Records to process
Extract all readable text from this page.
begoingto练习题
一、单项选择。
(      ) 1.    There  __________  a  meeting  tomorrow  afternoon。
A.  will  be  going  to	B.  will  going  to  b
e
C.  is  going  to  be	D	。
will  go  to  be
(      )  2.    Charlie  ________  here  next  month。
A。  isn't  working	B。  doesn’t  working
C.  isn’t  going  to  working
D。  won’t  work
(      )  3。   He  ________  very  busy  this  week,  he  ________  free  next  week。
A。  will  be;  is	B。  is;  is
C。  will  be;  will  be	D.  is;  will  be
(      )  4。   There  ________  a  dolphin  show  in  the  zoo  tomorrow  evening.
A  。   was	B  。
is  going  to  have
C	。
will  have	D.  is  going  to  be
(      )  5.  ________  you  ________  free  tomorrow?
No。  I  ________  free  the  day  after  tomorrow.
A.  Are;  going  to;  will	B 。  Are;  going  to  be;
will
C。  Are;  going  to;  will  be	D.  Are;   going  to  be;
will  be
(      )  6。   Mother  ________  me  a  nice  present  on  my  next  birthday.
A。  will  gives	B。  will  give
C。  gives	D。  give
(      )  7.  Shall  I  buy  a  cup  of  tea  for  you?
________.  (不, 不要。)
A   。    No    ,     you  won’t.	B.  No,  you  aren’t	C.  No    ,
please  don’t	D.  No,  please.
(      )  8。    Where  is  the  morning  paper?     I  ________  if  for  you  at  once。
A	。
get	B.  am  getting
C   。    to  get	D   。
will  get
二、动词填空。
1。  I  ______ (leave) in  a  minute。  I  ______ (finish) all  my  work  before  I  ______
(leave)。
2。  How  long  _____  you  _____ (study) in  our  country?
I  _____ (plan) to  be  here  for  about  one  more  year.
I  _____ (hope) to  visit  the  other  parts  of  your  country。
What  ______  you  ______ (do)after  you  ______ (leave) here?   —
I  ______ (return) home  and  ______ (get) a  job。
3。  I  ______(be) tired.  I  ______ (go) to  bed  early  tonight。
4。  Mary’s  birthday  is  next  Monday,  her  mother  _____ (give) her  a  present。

Directions
Transcribe every entry exactly.

Completed task
Extract all readable text from this page.
begoingto练习题
一、单项选择。
(      ) 1.    There  __________  a  meeting  tomorrow  afternoon。
A.  will  be  going  to	B.  will  going  to  b
e
C.  is  going  to  be	D	。
will  go  to  be
(      )  2.    Charlie  ________  here  next  month。
A。  isn't  working	B。  doesn’t  working
C.  isn’t  going  to  working
D。  won’t  work
(      )  3。   He  ________  very  busy  this  week,  he  ________  free  next  week。
A。  will  be;  is	B。  is;  is
C。  will  be;  will  be	D.  is;  will  be
(      )  4。   There  ________  a  dolphin  show  in  the  zoo  tomorrow  evening.
A  。   was	B  。
is  going  to  have
C	。
will  have	D.  is  going  to  be
(      )  5.  ________  you  ________  free  tomorrow?
No。  I  ________  free  the  day  after  tomorrow.
A.  Are;  going  to;  will	B 。  Are;  going  to  be;
will
C。  Are;  going  to;  will  be	D.  Are;   going  to  be;
will  be
(      )  6。   Mother  ________  me  a  nice  present  on  my  next  birthday.
A。  will  gives	B。  will  give
C。  gives	D。  give
(      )  7.  Shall  I  buy  a  cup  of  tea  for  you?
________.  (不, 不要。)
A   。    No    ,     you  won’t.	B.  No,  you  aren’t	C.  No    ,
please  don’t	D.  No,  please.
(      )  8。    Where  is  the  morning  paper?     I  ________  if  for  you  at  once。
A	。
get	B.  am  getting
C   。    to  get	D   。
will  get
二、动词填空。
1。  I  ______ (leave) in  a  minute。  I  ______ (finish) all  my  work  before  I  ______
(leave)。
2。  How  long  _____  you  _____ (study) in  our  country?
I  _____ (plan) to  be  here  for  about  one  more  year.
I  _____ (hope) to  visit  the  other  parts  of  your  country。
What  ______  you  ______ (do)after  you  ______ (leave) here?   —
I  ______ (return) home  and  ______ (get) a  job。
3。  I  ______(be) tired.  I  ______ (go) to  bed  early  tonight。
4。  Mary’s  birthday  is  next  Monday,  her  mother  _____ (give) her  a  present。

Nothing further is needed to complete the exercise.